- **Data**:
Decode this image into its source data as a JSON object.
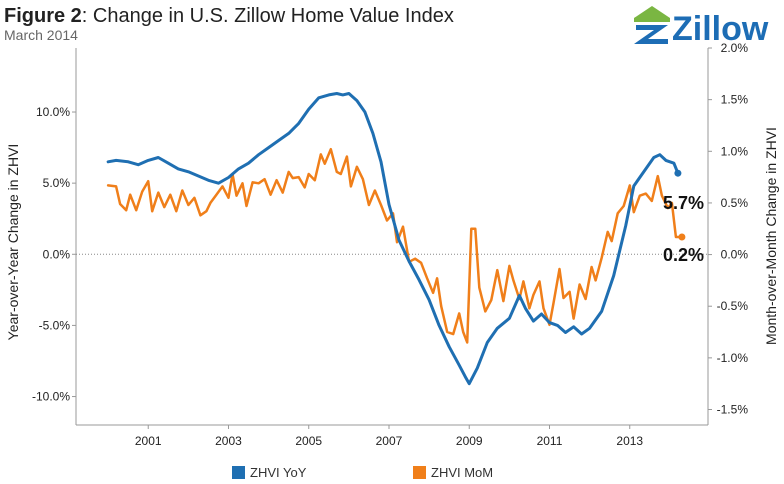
{
  "header": {
    "title_prefix": "Figure 2",
    "title_rest": ": Change in U.S. Zillow Home Value Index",
    "subtitle": "March 2014",
    "logo_text": "Zillow"
  },
  "colors": {
    "yoy": "#1f6fb2",
    "mom": "#f07f1a",
    "logo_blue": "#1d6db5",
    "logo_green": "#7ab642",
    "grid": "#bbbbbb",
    "axis": "#999999"
  },
  "chart_data": {
    "type": "line",
    "xlabel": "",
    "ylabel_left": "Year-over-Year Change in ZHVI",
    "ylabel_right": "Month-over-Month Change in ZHVI",
    "x_range": [
      1999.2,
      2014.95
    ],
    "x_ticks": [
      2001,
      2003,
      2005,
      2007,
      2009,
      2011,
      2013
    ],
    "x_tick_labels": [
      "2001",
      "2003",
      "2005",
      "2007",
      "2009",
      "2011",
      "2013"
    ],
    "y_left_range": [
      -12.0,
      14.5
    ],
    "y_left_ticks": [
      10,
      5,
      0,
      -5,
      -10
    ],
    "y_left_tick_labels": [
      "10.0%",
      "5.0%",
      "0.0%",
      "-5.0%",
      "-10.0%"
    ],
    "y_right_range": [
      -1.65,
      2.0
    ],
    "y_right_ticks": [
      2.0,
      1.5,
      1.0,
      0.5,
      0.0,
      -0.5,
      -1.0,
      -1.5
    ],
    "y_right_tick_labels": [
      "2.0%",
      "1.5%",
      "1.0%",
      "0.5%",
      "0.0%",
      "-0.5%",
      "-1.0%",
      "-1.5%"
    ],
    "zero_line_dotted": true,
    "legend_position": "bottom",
    "series": [
      {
        "name": "ZHVI YoY",
        "axis": "left",
        "color": "#1f6fb2",
        "end_label": "5.7%",
        "points": [
          [
            2000.0,
            6.5
          ],
          [
            2000.2,
            6.6
          ],
          [
            2000.5,
            6.5
          ],
          [
            2000.75,
            6.3
          ],
          [
            2001.0,
            6.6
          ],
          [
            2001.25,
            6.8
          ],
          [
            2001.5,
            6.4
          ],
          [
            2001.75,
            6.0
          ],
          [
            2002.0,
            5.8
          ],
          [
            2002.25,
            5.5
          ],
          [
            2002.5,
            5.2
          ],
          [
            2002.75,
            5.0
          ],
          [
            2003.0,
            5.4
          ],
          [
            2003.25,
            6.0
          ],
          [
            2003.5,
            6.4
          ],
          [
            2003.75,
            7.0
          ],
          [
            2004.0,
            7.5
          ],
          [
            2004.25,
            8.0
          ],
          [
            2004.5,
            8.5
          ],
          [
            2004.75,
            9.2
          ],
          [
            2005.0,
            10.2
          ],
          [
            2005.25,
            11.0
          ],
          [
            2005.5,
            11.2
          ],
          [
            2005.7,
            11.3
          ],
          [
            2005.85,
            11.2
          ],
          [
            2006.0,
            11.3
          ],
          [
            2006.2,
            10.8
          ],
          [
            2006.4,
            10.0
          ],
          [
            2006.6,
            8.5
          ],
          [
            2006.8,
            6.5
          ],
          [
            2007.0,
            3.5
          ],
          [
            2007.25,
            1.0
          ],
          [
            2007.5,
            -0.5
          ],
          [
            2007.75,
            -1.8
          ],
          [
            2008.0,
            -3.2
          ],
          [
            2008.25,
            -5.0
          ],
          [
            2008.5,
            -6.5
          ],
          [
            2008.75,
            -7.8
          ],
          [
            2008.9,
            -8.6
          ],
          [
            2009.0,
            -9.1
          ],
          [
            2009.2,
            -8.0
          ],
          [
            2009.45,
            -6.2
          ],
          [
            2009.7,
            -5.2
          ],
          [
            2010.0,
            -4.5
          ],
          [
            2010.25,
            -2.9
          ],
          [
            2010.4,
            -3.8
          ],
          [
            2010.6,
            -4.7
          ],
          [
            2010.8,
            -4.2
          ],
          [
            2011.0,
            -4.8
          ],
          [
            2011.2,
            -5.0
          ],
          [
            2011.4,
            -5.5
          ],
          [
            2011.6,
            -5.1
          ],
          [
            2011.8,
            -5.6
          ],
          [
            2012.0,
            -5.2
          ],
          [
            2012.3,
            -4.0
          ],
          [
            2012.6,
            -1.5
          ],
          [
            2012.9,
            2.0
          ],
          [
            2013.1,
            4.8
          ],
          [
            2013.4,
            6.0
          ],
          [
            2013.6,
            6.8
          ],
          [
            2013.75,
            7.0
          ],
          [
            2013.9,
            6.6
          ],
          [
            2014.1,
            6.4
          ],
          [
            2014.2,
            5.7
          ]
        ]
      },
      {
        "name": "ZHVI MoM",
        "axis": "right",
        "color": "#f07f1a",
        "end_label": "0.2%",
        "points": [
          [
            2000.0,
            0.67
          ],
          [
            2000.2,
            0.66
          ],
          [
            2000.3,
            0.49
          ],
          [
            2000.45,
            0.43
          ],
          [
            2000.55,
            0.58
          ],
          [
            2000.7,
            0.43
          ],
          [
            2000.85,
            0.61
          ],
          [
            2001.0,
            0.71
          ],
          [
            2001.1,
            0.42
          ],
          [
            2001.25,
            0.6
          ],
          [
            2001.4,
            0.46
          ],
          [
            2001.55,
            0.58
          ],
          [
            2001.7,
            0.42
          ],
          [
            2001.85,
            0.62
          ],
          [
            2002.0,
            0.48
          ],
          [
            2002.15,
            0.55
          ],
          [
            2002.3,
            0.38
          ],
          [
            2002.45,
            0.42
          ],
          [
            2002.55,
            0.5
          ],
          [
            2002.7,
            0.58
          ],
          [
            2002.85,
            0.66
          ],
          [
            2003.0,
            0.55
          ],
          [
            2003.1,
            0.78
          ],
          [
            2003.2,
            0.57
          ],
          [
            2003.35,
            0.69
          ],
          [
            2003.45,
            0.47
          ],
          [
            2003.6,
            0.7
          ],
          [
            2003.75,
            0.69
          ],
          [
            2003.9,
            0.73
          ],
          [
            2004.05,
            0.58
          ],
          [
            2004.2,
            0.72
          ],
          [
            2004.35,
            0.6
          ],
          [
            2004.5,
            0.8
          ],
          [
            2004.6,
            0.74
          ],
          [
            2004.75,
            0.75
          ],
          [
            2004.9,
            0.65
          ],
          [
            2005.0,
            0.78
          ],
          [
            2005.15,
            0.72
          ],
          [
            2005.3,
            0.97
          ],
          [
            2005.4,
            0.88
          ],
          [
            2005.55,
            1.02
          ],
          [
            2005.7,
            0.8
          ],
          [
            2005.8,
            0.78
          ],
          [
            2005.95,
            0.95
          ],
          [
            2006.05,
            0.66
          ],
          [
            2006.2,
            0.85
          ],
          [
            2006.35,
            0.73
          ],
          [
            2006.5,
            0.48
          ],
          [
            2006.65,
            0.62
          ],
          [
            2006.8,
            0.48
          ],
          [
            2006.95,
            0.33
          ],
          [
            2007.1,
            0.4
          ],
          [
            2007.2,
            0.12
          ],
          [
            2007.35,
            0.27
          ],
          [
            2007.5,
            -0.07
          ],
          [
            2007.65,
            -0.04
          ],
          [
            2007.8,
            -0.08
          ],
          [
            2007.95,
            -0.23
          ],
          [
            2008.1,
            -0.37
          ],
          [
            2008.2,
            -0.23
          ],
          [
            2008.3,
            -0.5
          ],
          [
            2008.45,
            -0.75
          ],
          [
            2008.6,
            -0.77
          ],
          [
            2008.75,
            -0.57
          ],
          [
            2008.85,
            -0.75
          ],
          [
            2008.95,
            -0.85
          ],
          [
            2009.05,
            0.25
          ],
          [
            2009.15,
            0.25
          ],
          [
            2009.25,
            -0.32
          ],
          [
            2009.4,
            -0.55
          ],
          [
            2009.55,
            -0.44
          ],
          [
            2009.7,
            -0.15
          ],
          [
            2009.85,
            -0.45
          ],
          [
            2010.0,
            -0.11
          ],
          [
            2010.1,
            -0.25
          ],
          [
            2010.25,
            -0.43
          ],
          [
            2010.35,
            -0.26
          ],
          [
            2010.5,
            -0.52
          ],
          [
            2010.6,
            -0.39
          ],
          [
            2010.75,
            -0.26
          ],
          [
            2010.85,
            -0.52
          ],
          [
            2011.0,
            -0.68
          ],
          [
            2011.1,
            -0.47
          ],
          [
            2011.25,
            -0.14
          ],
          [
            2011.35,
            -0.42
          ],
          [
            2011.5,
            -0.36
          ],
          [
            2011.6,
            -0.62
          ],
          [
            2011.75,
            -0.29
          ],
          [
            2011.9,
            -0.43
          ],
          [
            2012.05,
            -0.12
          ],
          [
            2012.15,
            -0.25
          ],
          [
            2012.3,
            -0.03
          ],
          [
            2012.45,
            0.22
          ],
          [
            2012.55,
            0.13
          ],
          [
            2012.7,
            0.4
          ],
          [
            2012.85,
            0.47
          ],
          [
            2013.0,
            0.67
          ],
          [
            2013.1,
            0.41
          ],
          [
            2013.25,
            0.57
          ],
          [
            2013.4,
            0.59
          ],
          [
            2013.55,
            0.52
          ],
          [
            2013.7,
            0.76
          ],
          [
            2013.8,
            0.57
          ],
          [
            2013.95,
            0.45
          ],
          [
            2014.05,
            0.5
          ],
          [
            2014.15,
            0.17
          ],
          [
            2014.3,
            0.17
          ]
        ]
      }
    ]
  }
}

- **Work to complete**: Pull every line containing the word "Zillow" out of the material.

- **Response to the exercise**:
    "title_rest": ": Change in U.S. Zillow Home Value Index",
    "logo_text": "Zillow"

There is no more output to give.